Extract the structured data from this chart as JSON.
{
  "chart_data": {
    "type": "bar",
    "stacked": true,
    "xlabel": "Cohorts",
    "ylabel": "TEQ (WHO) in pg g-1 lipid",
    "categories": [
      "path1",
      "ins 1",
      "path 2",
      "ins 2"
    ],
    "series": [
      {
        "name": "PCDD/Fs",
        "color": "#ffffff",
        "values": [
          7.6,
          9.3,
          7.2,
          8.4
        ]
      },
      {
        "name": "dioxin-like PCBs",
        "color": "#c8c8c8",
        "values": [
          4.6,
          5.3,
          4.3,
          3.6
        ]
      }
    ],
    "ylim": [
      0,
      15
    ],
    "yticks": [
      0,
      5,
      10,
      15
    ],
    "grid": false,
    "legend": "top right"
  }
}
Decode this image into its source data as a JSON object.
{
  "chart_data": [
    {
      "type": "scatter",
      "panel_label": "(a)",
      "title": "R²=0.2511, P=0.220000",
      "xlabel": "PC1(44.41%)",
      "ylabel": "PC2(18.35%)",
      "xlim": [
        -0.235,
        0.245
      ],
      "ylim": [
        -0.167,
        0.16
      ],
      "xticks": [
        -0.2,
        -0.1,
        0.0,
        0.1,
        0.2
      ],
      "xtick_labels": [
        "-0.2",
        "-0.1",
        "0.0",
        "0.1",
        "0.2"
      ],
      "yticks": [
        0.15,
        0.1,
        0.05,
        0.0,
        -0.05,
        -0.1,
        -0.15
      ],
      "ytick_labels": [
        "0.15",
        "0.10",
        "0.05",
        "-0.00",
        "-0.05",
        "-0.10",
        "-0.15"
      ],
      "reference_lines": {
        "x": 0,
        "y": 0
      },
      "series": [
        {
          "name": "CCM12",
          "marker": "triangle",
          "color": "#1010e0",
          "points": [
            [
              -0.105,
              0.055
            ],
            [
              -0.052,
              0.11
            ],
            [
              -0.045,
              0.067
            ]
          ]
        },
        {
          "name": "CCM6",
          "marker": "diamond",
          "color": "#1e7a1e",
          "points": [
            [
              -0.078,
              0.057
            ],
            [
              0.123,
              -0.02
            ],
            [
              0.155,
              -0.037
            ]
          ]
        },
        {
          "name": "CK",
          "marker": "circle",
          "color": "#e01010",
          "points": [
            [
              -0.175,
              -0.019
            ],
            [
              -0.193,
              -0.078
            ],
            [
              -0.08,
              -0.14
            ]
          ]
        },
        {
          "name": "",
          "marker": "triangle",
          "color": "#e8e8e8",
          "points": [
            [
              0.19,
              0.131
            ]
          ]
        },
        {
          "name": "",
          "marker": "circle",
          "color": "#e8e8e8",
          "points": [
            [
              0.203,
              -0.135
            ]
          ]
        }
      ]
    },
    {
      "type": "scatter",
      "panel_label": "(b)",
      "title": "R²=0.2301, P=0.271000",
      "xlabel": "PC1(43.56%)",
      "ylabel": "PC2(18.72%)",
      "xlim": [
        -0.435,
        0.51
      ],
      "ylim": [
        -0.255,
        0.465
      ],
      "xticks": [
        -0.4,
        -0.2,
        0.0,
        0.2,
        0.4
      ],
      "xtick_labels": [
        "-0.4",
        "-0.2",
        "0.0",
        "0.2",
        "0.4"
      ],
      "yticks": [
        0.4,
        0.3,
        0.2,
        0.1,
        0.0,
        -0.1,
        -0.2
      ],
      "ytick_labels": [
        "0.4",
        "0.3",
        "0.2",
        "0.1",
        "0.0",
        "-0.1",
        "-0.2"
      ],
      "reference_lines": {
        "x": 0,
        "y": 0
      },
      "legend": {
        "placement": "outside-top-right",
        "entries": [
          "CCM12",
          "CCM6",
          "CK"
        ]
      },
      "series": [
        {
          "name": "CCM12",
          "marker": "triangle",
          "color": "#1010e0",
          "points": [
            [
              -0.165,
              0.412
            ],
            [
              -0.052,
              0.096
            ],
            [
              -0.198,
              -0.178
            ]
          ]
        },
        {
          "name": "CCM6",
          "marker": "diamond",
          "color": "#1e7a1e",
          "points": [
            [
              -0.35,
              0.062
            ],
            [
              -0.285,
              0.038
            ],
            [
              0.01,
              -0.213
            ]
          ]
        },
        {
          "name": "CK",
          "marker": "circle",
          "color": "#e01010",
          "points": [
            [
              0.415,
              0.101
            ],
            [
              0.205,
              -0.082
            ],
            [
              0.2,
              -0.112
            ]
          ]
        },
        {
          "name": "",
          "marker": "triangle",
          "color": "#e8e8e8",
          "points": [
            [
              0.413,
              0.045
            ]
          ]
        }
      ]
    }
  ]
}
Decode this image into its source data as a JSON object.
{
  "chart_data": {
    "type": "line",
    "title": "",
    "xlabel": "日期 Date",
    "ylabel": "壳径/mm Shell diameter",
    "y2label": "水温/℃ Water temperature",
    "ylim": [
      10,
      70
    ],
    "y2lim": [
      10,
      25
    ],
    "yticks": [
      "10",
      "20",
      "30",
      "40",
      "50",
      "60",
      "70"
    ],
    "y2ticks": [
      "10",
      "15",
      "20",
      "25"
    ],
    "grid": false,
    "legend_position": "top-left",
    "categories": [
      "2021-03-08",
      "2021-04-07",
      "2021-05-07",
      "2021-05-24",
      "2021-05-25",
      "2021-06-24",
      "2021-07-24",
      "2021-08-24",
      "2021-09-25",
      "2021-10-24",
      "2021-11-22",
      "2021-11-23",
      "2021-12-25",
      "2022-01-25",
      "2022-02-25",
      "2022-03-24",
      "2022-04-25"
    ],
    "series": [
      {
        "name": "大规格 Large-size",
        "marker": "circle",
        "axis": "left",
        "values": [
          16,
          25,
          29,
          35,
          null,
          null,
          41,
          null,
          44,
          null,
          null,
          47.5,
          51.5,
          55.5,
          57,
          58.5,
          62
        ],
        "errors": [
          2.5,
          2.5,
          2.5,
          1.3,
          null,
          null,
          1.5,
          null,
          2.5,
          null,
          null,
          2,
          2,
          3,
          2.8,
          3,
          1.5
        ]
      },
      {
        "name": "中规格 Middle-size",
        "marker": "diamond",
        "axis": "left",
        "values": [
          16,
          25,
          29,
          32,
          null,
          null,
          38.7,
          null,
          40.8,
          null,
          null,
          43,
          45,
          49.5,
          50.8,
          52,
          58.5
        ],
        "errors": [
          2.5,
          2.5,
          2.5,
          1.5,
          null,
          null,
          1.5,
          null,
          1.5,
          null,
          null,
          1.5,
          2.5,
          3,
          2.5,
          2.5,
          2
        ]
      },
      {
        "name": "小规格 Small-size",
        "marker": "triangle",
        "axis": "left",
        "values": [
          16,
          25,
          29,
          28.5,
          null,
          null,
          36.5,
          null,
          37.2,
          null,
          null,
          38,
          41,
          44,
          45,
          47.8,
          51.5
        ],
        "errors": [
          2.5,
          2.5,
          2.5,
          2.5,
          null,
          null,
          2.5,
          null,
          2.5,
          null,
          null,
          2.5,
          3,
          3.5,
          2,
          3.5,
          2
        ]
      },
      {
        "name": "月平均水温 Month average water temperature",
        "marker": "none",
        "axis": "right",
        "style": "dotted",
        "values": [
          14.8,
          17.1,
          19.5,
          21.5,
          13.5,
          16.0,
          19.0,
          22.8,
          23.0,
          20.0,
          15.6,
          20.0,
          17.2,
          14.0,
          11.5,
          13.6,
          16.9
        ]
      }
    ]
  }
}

○ ○ ○ ○ ○

EXERCISE INSTRUCTIONS. Set down all of the records shown above once more, exactly.

FULL RESPONSE.
Extract the structured data from this chart as JSON.
{
  "chart_data": {
    "type": "bar",
    "stacked": true,
    "xlabel": "Cohorts",
    "ylabel": "TEQ (WHO) in pg g-1 lipid",
    "categories": [
      "path1",
      "ins 1",
      "path 2",
      "ins 2"
    ],
    "series": [
      {
        "name": "PCDD/Fs",
        "color": "#ffffff",
        "values": [
          7.6,
          9.3,
          7.2,
          8.4
        ]
      },
      {
        "name": "dioxin-like PCBs",
        "color": "#c8c8c8",
        "values": [
          4.6,
          5.3,
          4.3,
          3.6
        ]
      }
    ],
    "ylim": [
      0,
      15
    ],
    "yticks": [
      0,
      5,
      10,
      15
    ],
    "grid": false,
    "legend": "top right"
  }
}
Decode this image into its source data as a JSON object.
{
  "chart_data": [
    {
      "type": "scatter",
      "panel_label": "(a)",
      "title": "R²=0.2511, P=0.220000",
      "xlabel": "PC1(44.41%)",
      "ylabel": "PC2(18.35%)",
      "xlim": [
        -0.235,
        0.245
      ],
      "ylim": [
        -0.167,
        0.16
      ],
      "xticks": [
        -0.2,
        -0.1,
        0.0,
        0.1,
        0.2
      ],
      "xtick_labels": [
        "-0.2",
        "-0.1",
        "0.0",
        "0.1",
        "0.2"
      ],
      "yticks": [
        0.15,
        0.1,
        0.05,
        0.0,
        -0.05,
        -0.1,
        -0.15
      ],
      "ytick_labels": [
        "0.15",
        "0.10",
        "0.05",
        "-0.00",
        "-0.05",
        "-0.10",
        "-0.15"
      ],
      "reference_lines": {
        "x": 0,
        "y": 0
      },
      "series": [
        {
          "name": "CCM12",
          "marker": "triangle",
          "color": "#1010e0",
          "points": [
            [
              -0.105,
              0.055
            ],
            [
              -0.052,
              0.11
            ],
            [
              -0.045,
              0.067
            ]
          ]
        },
        {
          "name": "CCM6",
          "marker": "diamond",
          "color": "#1e7a1e",
          "points": [
            [
              -0.078,
              0.057
            ],
            [
              0.123,
              -0.02
            ],
            [
              0.155,
              -0.037
            ]
          ]
        },
        {
          "name": "CK",
          "marker": "circle",
          "color": "#e01010",
          "points": [
            [
              -0.175,
              -0.019
            ],
            [
              -0.193,
              -0.078
            ],
            [
              -0.08,
              -0.14
            ]
          ]
        },
        {
          "name": "",
          "marker": "triangle",
          "color": "#e8e8e8",
          "points": [
            [
              0.19,
              0.131
            ]
          ]
        },
        {
          "name": "",
          "marker": "circle",
          "color": "#e8e8e8",
          "points": [
            [
              0.203,
              -0.135
            ]
          ]
        }
      ]
    },
    {
      "type": "scatter",
      "panel_label": "(b)",
      "title": "R²=0.2301, P=0.271000",
      "xlabel": "PC1(43.56%)",
      "ylabel": "PC2(18.72%)",
      "xlim": [
        -0.435,
        0.51
      ],
      "ylim": [
        -0.255,
        0.465
      ],
      "xticks": [
        -0.4,
        -0.2,
        0.0,
        0.2,
        0.4
      ],
      "xtick_labels": [
        "-0.4",
        "-0.2",
        "0.0",
        "0.2",
        "0.4"
      ],
      "yticks": [
        0.4,
        0.3,
        0.2,
        0.1,
        0.0,
        -0.1,
        -0.2
      ],
      "ytick_labels": [
        "0.4",
        "0.3",
        "0.2",
        "0.1",
        "0.0",
        "-0.1",
        "-0.2"
      ],
      "reference_lines": {
        "x": 0,
        "y": 0
      },
      "legend": {
        "placement": "outside-top-right",
        "entries": [
          "CCM12",
          "CCM6",
          "CK"
        ]
      },
      "series": [
        {
          "name": "CCM12",
          "marker": "triangle",
          "color": "#1010e0",
          "points": [
            [
              -0.165,
              0.412
            ],
            [
              -0.052,
              0.096
            ],
            [
              -0.198,
              -0.178
            ]
          ]
        },
        {
          "name": "CCM6",
          "marker": "diamond",
          "color": "#1e7a1e",
          "points": [
            [
              -0.35,
              0.062
            ],
            [
              -0.285,
              0.038
            ],
            [
              0.01,
              -0.213
            ]
          ]
        },
        {
          "name": "CK",
          "marker": "circle",
          "color": "#e01010",
          "points": [
            [
              0.415,
              0.101
            ],
            [
              0.205,
              -0.082
            ],
            [
              0.2,
              -0.112
            ]
          ]
        },
        {
          "name": "",
          "marker": "triangle",
          "color": "#e8e8e8",
          "points": [
            [
              0.413,
              0.045
            ]
          ]
        }
      ]
    }
  ]
}
Decode this image into its source data as a JSON object.
{
  "chart_data": {
    "type": "line",
    "title": "",
    "xlabel": "日期 Date",
    "ylabel": "壳径/mm Shell diameter",
    "y2label": "水温/℃ Water temperature",
    "ylim": [
      10,
      70
    ],
    "y2lim": [
      10,
      25
    ],
    "yticks": [
      "10",
      "20",
      "30",
      "40",
      "50",
      "60",
      "70"
    ],
    "y2ticks": [
      "10",
      "15",
      "20",
      "25"
    ],
    "grid": false,
    "legend_position": "top-left",
    "categories": [
      "2021-03-08",
      "2021-04-07",
      "2021-05-07",
      "2021-05-24",
      "2021-05-25",
      "2021-06-24",
      "2021-07-24",
      "2021-08-24",
      "2021-09-25",
      "2021-10-24",
      "2021-11-22",
      "2021-11-23",
      "2021-12-25",
      "2022-01-25",
      "2022-02-25",
      "2022-03-24",
      "2022-04-25"
    ],
    "series": [
      {
        "name": "大规格 Large-size",
        "marker": "circle",
        "axis": "left",
        "values": [
          16,
          25,
          29,
          35,
          null,
          null,
          41,
          null,
          44,
          null,
          null,
          47.5,
          51.5,
          55.5,
          57,
          58.5,
          62
        ],
        "errors": [
          2.5,
          2.5,
          2.5,
          1.3,
          null,
          null,
          1.5,
          null,
          2.5,
          null,
          null,
          2,
          2,
          3,
          2.8,
          3,
          1.5
        ]
      },
      {
        "name": "中规格 Middle-size",
        "marker": "diamond",
        "axis": "left",
        "values": [
          16,
          25,
          29,
          32,
          null,
          null,
          38.7,
          null,
          40.8,
          null,
          null,
          43,
          45,
          49.5,
          50.8,
          52,
          58.5
        ],
        "errors": [
          2.5,
          2.5,
          2.5,
          1.5,
          null,
          null,
          1.5,
          null,
          1.5,
          null,
          null,
          1.5,
          2.5,
          3,
          2.5,
          2.5,
          2
        ]
      },
      {
        "name": "小规格 Small-size",
        "marker": "triangle",
        "axis": "left",
        "values": [
          16,
          25,
          29,
          28.5,
          null,
          null,
          36.5,
          null,
          37.2,
          null,
          null,
          38,
          41,
          44,
          45,
          47.8,
          51.5
        ],
        "errors": [
          2.5,
          2.5,
          2.5,
          2.5,
          null,
          null,
          2.5,
          null,
          2.5,
          null,
          null,
          2.5,
          3,
          3.5,
          2,
          3.5,
          2
        ]
      },
      {
        "name": "月平均水温 Month average water temperature",
        "marker": "none",
        "axis": "right",
        "style": "dotted",
        "values": [
          14.8,
          17.1,
          19.5,
          21.5,
          13.5,
          16.0,
          19.0,
          22.8,
          23.0,
          20.0,
          15.6,
          20.0,
          17.2,
          14.0,
          11.5,
          13.6,
          16.9
        ]
      }
    ]
  }
}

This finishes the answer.